• _Problem details_:
From the material below, list every line containing "name".

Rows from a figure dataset

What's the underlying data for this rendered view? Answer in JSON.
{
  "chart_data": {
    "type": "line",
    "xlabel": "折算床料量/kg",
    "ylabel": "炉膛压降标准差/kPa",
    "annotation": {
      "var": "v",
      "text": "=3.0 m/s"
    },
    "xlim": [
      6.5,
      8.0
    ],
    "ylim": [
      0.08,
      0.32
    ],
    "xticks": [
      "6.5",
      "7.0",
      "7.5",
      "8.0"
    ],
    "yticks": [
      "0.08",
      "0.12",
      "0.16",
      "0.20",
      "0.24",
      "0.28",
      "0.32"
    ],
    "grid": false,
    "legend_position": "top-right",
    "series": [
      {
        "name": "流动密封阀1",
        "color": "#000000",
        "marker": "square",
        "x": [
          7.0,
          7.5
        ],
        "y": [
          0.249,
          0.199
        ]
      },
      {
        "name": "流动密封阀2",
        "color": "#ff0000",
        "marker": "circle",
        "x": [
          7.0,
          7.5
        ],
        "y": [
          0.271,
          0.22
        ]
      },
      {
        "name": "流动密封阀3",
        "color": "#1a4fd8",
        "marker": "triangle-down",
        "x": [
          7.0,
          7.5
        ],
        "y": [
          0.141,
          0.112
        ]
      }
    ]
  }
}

• _Complete answer_:
        "name": "流动密封阀1",
        "name": "流动密封阀2",
        "name": "流动密封阀3",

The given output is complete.